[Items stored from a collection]
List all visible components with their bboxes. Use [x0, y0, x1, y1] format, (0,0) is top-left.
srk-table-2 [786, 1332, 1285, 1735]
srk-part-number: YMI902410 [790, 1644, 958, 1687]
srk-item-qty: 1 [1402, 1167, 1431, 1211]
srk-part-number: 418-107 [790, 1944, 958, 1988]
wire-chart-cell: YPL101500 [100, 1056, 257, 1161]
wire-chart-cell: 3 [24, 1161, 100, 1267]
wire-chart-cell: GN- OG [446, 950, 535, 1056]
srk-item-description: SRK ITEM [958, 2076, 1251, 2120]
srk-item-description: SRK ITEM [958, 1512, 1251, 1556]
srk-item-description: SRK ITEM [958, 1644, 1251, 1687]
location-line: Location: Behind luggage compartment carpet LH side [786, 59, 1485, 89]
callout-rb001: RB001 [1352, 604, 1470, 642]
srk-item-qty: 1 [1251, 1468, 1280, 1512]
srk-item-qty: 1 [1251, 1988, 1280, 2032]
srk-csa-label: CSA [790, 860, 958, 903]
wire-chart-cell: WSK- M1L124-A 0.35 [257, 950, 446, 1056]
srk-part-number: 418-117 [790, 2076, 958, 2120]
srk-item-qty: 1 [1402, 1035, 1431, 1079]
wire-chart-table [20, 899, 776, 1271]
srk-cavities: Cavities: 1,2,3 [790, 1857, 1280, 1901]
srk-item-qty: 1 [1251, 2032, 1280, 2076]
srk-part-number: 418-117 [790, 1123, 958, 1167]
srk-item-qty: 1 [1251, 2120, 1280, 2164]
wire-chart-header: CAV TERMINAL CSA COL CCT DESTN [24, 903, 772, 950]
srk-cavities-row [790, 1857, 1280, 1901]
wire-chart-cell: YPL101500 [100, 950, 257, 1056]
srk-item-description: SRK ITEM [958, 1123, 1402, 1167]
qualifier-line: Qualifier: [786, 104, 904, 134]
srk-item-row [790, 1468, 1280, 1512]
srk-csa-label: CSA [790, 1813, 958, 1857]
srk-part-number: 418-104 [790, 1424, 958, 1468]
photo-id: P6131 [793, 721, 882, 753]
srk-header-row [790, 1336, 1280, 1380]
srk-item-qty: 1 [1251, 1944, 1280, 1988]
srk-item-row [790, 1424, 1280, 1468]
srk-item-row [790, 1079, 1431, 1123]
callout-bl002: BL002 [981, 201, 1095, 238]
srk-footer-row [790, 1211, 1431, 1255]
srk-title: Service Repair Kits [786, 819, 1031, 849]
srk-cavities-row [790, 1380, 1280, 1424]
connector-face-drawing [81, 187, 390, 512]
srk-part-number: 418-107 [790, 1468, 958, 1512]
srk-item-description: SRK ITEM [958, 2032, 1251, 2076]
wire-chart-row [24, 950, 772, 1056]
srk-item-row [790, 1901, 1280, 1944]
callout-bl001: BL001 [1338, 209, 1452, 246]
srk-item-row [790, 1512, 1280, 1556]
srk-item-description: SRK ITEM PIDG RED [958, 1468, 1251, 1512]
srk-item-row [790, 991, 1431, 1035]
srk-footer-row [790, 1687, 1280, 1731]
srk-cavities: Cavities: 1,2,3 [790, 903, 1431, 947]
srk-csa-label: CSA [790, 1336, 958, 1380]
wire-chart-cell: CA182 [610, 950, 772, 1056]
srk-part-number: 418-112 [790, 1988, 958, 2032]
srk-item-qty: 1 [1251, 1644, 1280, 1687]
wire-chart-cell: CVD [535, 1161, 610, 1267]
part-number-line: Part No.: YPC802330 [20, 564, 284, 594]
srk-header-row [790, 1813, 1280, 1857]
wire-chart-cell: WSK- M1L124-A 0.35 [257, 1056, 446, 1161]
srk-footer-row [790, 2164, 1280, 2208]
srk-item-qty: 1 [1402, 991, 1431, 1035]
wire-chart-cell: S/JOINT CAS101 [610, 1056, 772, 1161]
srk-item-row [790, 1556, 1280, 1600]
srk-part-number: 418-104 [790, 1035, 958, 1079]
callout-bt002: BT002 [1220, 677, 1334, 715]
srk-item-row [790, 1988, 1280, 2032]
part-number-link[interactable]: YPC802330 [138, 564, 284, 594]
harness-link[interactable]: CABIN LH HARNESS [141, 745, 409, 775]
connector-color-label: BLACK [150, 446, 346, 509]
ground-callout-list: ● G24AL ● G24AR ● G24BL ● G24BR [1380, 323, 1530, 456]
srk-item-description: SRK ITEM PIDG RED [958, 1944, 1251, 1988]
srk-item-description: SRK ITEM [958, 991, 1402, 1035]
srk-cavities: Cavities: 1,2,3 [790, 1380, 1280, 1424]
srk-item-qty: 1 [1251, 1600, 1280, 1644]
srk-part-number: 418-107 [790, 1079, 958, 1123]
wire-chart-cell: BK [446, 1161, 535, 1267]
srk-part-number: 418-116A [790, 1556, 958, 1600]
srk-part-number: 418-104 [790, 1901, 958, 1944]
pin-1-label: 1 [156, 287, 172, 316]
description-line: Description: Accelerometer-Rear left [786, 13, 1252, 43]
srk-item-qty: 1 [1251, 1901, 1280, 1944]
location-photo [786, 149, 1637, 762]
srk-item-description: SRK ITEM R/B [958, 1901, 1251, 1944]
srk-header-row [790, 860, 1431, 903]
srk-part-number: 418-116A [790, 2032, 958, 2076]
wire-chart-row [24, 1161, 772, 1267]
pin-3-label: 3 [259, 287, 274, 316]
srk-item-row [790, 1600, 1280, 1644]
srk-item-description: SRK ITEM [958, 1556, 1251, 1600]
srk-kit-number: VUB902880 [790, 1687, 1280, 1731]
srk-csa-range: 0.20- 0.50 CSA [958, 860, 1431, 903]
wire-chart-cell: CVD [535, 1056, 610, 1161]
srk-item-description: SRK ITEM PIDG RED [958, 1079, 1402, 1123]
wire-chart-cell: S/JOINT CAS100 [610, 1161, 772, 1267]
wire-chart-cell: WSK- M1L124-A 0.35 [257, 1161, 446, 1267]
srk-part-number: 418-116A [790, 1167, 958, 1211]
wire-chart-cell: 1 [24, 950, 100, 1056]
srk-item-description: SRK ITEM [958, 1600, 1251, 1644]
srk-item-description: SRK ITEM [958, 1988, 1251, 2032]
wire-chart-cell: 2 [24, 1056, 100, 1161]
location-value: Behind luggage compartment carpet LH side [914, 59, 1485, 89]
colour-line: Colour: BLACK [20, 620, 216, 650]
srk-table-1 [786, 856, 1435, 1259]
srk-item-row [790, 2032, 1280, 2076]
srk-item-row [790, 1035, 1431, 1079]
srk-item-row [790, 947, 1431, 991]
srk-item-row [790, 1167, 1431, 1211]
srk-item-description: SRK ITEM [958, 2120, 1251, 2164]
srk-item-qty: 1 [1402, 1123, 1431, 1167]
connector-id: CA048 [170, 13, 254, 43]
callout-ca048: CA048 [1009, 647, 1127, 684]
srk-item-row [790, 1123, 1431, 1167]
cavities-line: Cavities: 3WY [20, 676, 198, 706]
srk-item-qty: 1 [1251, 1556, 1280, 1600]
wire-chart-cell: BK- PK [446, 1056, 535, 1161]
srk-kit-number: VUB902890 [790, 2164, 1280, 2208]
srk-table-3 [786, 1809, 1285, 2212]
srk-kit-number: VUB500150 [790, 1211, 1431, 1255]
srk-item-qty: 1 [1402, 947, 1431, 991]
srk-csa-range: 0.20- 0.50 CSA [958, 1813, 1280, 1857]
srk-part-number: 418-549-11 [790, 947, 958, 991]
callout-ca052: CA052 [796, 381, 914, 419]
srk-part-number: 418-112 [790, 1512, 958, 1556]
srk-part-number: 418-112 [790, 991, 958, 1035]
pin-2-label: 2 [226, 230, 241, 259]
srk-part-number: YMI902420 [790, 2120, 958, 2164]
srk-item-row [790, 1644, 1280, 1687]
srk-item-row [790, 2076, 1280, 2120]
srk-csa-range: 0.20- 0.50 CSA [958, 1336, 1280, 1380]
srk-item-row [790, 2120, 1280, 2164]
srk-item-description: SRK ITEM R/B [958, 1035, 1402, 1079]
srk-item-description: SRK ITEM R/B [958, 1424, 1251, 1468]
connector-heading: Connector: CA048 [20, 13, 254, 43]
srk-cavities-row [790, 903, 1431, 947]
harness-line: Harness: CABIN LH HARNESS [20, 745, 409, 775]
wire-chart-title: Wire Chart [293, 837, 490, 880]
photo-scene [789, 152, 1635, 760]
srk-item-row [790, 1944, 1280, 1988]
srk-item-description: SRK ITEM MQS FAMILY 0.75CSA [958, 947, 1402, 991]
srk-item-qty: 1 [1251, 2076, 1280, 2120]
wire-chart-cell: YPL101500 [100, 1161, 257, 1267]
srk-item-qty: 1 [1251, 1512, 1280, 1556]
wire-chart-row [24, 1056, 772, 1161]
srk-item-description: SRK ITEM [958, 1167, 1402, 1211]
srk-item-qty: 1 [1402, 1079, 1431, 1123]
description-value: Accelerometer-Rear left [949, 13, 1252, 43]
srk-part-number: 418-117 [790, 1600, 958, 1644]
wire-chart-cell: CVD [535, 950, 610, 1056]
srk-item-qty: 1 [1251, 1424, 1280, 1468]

> **TASK DESCRIPTION**: Print the lines exactly as they appear, beginning with the first line and stopping after the line that contains "srk-item-qty: 1 [1251, 2120, 1280, 2164]".

> **CORRECT OUTPUT**:
List all visible components with their bboxes. Use [x0, y0, x1, y1] format, (0,0) is top-left.
srk-table-2 [786, 1332, 1285, 1735]
srk-part-number: YMI902410 [790, 1644, 958, 1687]
srk-item-qty: 1 [1402, 1167, 1431, 1211]
srk-part-number: 418-107 [790, 1944, 958, 1988]
wire-chart-cell: YPL101500 [100, 1056, 257, 1161]
wire-chart-cell: 3 [24, 1161, 100, 1267]
wire-chart-cell: GN- OG [446, 950, 535, 1056]
srk-item-description: SRK ITEM [958, 2076, 1251, 2120]
srk-item-description: SRK ITEM [958, 1512, 1251, 1556]
srk-item-description: SRK ITEM [958, 1644, 1251, 1687]
location-line: Location: Behind luggage compartment carpet LH side [786, 59, 1485, 89]
callout-rb001: RB001 [1352, 604, 1470, 642]
srk-item-qty: 1 [1251, 1468, 1280, 1512]
srk-item-qty: 1 [1251, 1988, 1280, 2032]
srk-csa-label: CSA [790, 860, 958, 903]
wire-chart-cell: WSK- M1L124-A 0.35 [257, 950, 446, 1056]
srk-part-number: 418-117 [790, 2076, 958, 2120]
srk-item-qty: 1 [1402, 1035, 1431, 1079]
wire-chart-table [20, 899, 776, 1271]
srk-cavities: Cavities: 1,2,3 [790, 1857, 1280, 1901]
srk-item-qty: 1 [1251, 2032, 1280, 2076]
srk-part-number: 418-117 [790, 1123, 958, 1167]
srk-item-qty: 1 [1251, 2120, 1280, 2164]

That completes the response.